[Dataset entries]
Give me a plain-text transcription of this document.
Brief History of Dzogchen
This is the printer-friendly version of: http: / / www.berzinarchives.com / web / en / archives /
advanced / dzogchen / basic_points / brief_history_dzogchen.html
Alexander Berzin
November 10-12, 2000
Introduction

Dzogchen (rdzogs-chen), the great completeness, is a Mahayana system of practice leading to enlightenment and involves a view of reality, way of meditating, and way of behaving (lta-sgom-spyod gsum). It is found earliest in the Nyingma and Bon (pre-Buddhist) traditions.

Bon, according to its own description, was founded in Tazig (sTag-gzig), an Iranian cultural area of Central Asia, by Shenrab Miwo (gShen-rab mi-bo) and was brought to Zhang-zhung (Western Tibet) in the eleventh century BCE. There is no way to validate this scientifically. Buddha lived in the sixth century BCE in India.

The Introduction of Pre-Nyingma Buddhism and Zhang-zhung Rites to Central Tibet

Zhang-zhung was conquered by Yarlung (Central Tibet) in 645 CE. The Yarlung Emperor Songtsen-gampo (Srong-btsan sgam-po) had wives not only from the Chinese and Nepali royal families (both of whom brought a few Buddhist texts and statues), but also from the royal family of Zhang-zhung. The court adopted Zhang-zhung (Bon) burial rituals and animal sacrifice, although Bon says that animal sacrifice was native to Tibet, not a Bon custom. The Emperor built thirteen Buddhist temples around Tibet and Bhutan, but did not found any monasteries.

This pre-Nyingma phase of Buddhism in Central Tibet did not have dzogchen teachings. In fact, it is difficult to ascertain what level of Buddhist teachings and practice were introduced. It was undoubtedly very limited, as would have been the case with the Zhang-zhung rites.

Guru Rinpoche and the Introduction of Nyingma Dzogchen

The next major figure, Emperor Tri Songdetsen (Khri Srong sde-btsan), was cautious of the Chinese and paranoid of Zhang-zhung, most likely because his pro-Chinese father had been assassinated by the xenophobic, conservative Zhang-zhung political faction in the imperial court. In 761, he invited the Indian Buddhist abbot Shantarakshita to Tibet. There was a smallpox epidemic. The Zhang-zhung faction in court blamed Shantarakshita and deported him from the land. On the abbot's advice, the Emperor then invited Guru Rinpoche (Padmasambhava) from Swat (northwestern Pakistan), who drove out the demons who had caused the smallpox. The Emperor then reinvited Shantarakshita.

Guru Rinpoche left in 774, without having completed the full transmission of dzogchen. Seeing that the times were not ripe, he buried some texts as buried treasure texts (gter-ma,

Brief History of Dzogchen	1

PROBLEM REQUIREMENTS: Give all the records again. Match them exactly.

COMPLETE ANSWER:
Give me a plain-text transcription of this document.
Brief History of Dzogchen
This is the printer-friendly version of: http: / / www.berzinarchives.com / web / en / archives /
advanced / dzogchen / basic_points / brief_history_dzogchen.html
Alexander Berzin
November 10-12, 2000
Introduction

Dzogchen (rdzogs-chen), the great completeness, is a Mahayana system of practice leading to enlightenment and involves a view of reality, way of meditating, and way of behaving (lta-sgom-spyod gsum). It is found earliest in the Nyingma and Bon (pre-Buddhist) traditions.

Bon, according to its own description, was founded in Tazig (sTag-gzig), an Iranian cultural area of Central Asia, by Shenrab Miwo (gShen-rab mi-bo) and was brought to Zhang-zhung (Western Tibet) in the eleventh century BCE. There is no way to validate this scientifically. Buddha lived in the sixth century BCE in India.

The Introduction of Pre-Nyingma Buddhism and Zhang-zhung Rites to Central Tibet

Zhang-zhung was conquered by Yarlung (Central Tibet) in 645 CE. The Yarlung Emperor Songtsen-gampo (Srong-btsan sgam-po) had wives not only from the Chinese and Nepali royal families (both of whom brought a few Buddhist texts and statues), but also from the royal family of Zhang-zhung. The court adopted Zhang-zhung (Bon) burial rituals and animal sacrifice, although Bon says that animal sacrifice was native to Tibet, not a Bon custom. The Emperor built thirteen Buddhist temples around Tibet and Bhutan, but did not found any monasteries.

This pre-Nyingma phase of Buddhism in Central Tibet did not have dzogchen teachings. In fact, it is difficult to ascertain what level of Buddhist teachings and practice were introduced. It was undoubtedly very limited, as would have been the case with the Zhang-zhung rites.

Guru Rinpoche and the Introduction of Nyingma Dzogchen

The next major figure, Emperor Tri Songdetsen (Khri Srong sde-btsan), was cautious of the Chinese and paranoid of Zhang-zhung, most likely because his pro-Chinese father had been assassinated by the xenophobic, conservative Zhang-zhung political faction in the imperial court. In 761, he invited the Indian Buddhist abbot Shantarakshita to Tibet. There was a smallpox epidemic. The Zhang-zhung faction in court blamed Shantarakshita and deported him from the land. On the abbot's advice, the Emperor then invited Guru Rinpoche (Padmasambhava) from Swat (northwestern Pakistan), who drove out the demons who had caused the smallpox. The Emperor then reinvited Shantarakshita.

Guru Rinpoche left in 774, without having completed the full transmission of dzogchen. Seeing that the times were not ripe, he buried some texts as buried treasure texts (gter-ma,

Brief History of Dzogchen	1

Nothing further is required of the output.